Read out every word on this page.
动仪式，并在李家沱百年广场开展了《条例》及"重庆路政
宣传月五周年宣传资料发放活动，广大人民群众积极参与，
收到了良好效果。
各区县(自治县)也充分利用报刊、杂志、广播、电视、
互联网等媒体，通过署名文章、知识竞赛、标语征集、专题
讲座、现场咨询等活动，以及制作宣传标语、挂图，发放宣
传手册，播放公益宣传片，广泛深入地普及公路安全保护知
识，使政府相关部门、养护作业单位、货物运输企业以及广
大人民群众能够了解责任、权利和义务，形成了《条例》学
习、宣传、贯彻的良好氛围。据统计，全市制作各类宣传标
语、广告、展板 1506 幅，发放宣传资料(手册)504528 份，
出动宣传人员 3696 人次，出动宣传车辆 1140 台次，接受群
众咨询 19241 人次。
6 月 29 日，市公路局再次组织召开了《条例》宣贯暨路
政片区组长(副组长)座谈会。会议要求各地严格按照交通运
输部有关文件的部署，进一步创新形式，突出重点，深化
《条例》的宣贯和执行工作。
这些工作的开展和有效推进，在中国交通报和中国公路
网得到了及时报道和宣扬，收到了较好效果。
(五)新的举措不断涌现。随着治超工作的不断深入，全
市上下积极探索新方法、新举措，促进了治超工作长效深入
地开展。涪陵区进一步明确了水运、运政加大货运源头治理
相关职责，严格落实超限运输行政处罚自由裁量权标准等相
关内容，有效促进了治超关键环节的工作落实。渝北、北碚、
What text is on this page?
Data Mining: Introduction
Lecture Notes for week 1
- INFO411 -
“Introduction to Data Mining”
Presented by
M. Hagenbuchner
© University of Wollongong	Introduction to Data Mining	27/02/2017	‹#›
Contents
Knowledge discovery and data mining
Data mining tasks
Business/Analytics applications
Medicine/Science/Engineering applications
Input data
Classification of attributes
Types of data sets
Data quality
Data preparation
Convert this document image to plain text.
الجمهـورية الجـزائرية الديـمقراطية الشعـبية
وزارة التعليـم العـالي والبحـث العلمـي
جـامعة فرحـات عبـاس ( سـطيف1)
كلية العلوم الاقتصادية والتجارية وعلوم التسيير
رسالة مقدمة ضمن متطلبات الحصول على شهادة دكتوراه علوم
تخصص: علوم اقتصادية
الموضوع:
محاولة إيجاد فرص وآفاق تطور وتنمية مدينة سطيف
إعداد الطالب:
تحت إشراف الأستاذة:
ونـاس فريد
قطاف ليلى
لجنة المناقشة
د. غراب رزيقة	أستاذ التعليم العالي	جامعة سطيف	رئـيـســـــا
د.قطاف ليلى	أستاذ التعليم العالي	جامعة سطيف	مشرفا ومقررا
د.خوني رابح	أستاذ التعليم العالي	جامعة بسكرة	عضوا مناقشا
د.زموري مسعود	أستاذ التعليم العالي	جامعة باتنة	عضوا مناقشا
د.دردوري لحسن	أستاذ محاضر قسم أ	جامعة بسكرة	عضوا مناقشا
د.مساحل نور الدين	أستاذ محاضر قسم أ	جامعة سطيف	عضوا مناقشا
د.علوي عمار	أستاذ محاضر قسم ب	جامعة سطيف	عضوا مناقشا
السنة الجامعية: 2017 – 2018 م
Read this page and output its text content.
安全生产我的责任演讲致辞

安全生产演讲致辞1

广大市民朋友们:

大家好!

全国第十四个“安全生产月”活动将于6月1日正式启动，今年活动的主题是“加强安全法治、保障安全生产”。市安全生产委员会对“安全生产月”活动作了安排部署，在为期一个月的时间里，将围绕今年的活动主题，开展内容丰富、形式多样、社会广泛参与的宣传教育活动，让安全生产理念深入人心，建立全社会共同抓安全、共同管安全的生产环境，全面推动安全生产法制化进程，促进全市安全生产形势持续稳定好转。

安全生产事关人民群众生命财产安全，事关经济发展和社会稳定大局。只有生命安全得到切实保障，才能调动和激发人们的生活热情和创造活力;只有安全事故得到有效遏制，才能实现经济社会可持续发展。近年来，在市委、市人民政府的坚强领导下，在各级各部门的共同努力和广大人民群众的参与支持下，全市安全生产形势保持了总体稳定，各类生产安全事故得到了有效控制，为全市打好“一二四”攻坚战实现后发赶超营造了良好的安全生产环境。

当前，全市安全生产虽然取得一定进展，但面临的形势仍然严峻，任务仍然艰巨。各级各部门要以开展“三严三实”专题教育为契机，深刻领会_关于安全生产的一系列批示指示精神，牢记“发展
---*---
Requirements. Only the lines from the one containing "Convert this document image to plain text." to the end of the listing belong in the output, each reproduced exactly.

Written answer.
Convert this document image to plain text.
الجمهـورية الجـزائرية الديـمقراطية الشعـبية
وزارة التعليـم العـالي والبحـث العلمـي
جـامعة فرحـات عبـاس ( سـطيف1)
كلية العلوم الاقتصادية والتجارية وعلوم التسيير
رسالة مقدمة ضمن متطلبات الحصول على شهادة دكتوراه علوم
تخصص: علوم اقتصادية
الموضوع:
محاولة إيجاد فرص وآفاق تطور وتنمية مدينة سطيف
إعداد الطالب:
تحت إشراف الأستاذة:
ونـاس فريد
قطاف ليلى
لجنة المناقشة
د. غراب رزيقة	أستاذ التعليم العالي	جامعة سطيف	رئـيـســـــا
د.قطاف ليلى	أستاذ التعليم العالي	جامعة سطيف	مشرفا ومقررا
د.خوني رابح	أستاذ التعليم العالي	جامعة بسكرة	عضوا مناقشا
د.زموري مسعود	أستاذ التعليم العالي	جامعة باتنة	عضوا مناقشا
د.دردوري لحسن	أستاذ محاضر قسم أ	جامعة بسكرة	عضوا مناقشا
د.مساحل نور الدين	أستاذ محاضر قسم أ	جامعة سطيف	عضوا مناقشا
د.علوي عمار	أستاذ محاضر قسم ب	جامعة سطيف	عضوا مناقشا
السنة الجامعية: 2017 – 2018 م
Read this page and output its text content.
安全生产我的责任演讲致辞

安全生产演讲致辞1

广大市民朋友们:

大家好!

全国第十四个“安全生产月”活动将于6月1日正式启动，今年活动的主题是“加强安全法治、保障安全生产”。市安全生产委员会对“安全生产月”活动作了安排部署，在为期一个月的时间里，将围绕今年的活动主题，开展内容丰富、形式多样、社会广泛参与的宣传教育活动，让安全生产理念深入人心，建立全社会共同抓安全、共同管安全的生产环境，全面推动安全生产法制化进程，促进全市安全生产形势持续稳定好转。

安全生产事关人民群众生命财产安全，事关经济发展和社会稳定大局。只有生命安全得到切实保障，才能调动和激发人们的生活热情和创造活力;只有安全事故得到有效遏制，才能实现经济社会可持续发展。近年来，在市委、市人民政府的坚强领导下，在各级各部门的共同努力和广大人民群众的参与支持下，全市安全生产形势保持了总体稳定，各类生产安全事故得到了有效控制，为全市打好“一二四”攻坚战实现后发赶超营造了良好的安全生产环境。

当前，全市安全生产虽然取得一定进展，但面临的形势仍然严峻，任务仍然艰巨。各级各部门要以开展“三严三实”专题教育为契机，深刻领会_关于安全生产的一系列批示指示精神，牢记“发展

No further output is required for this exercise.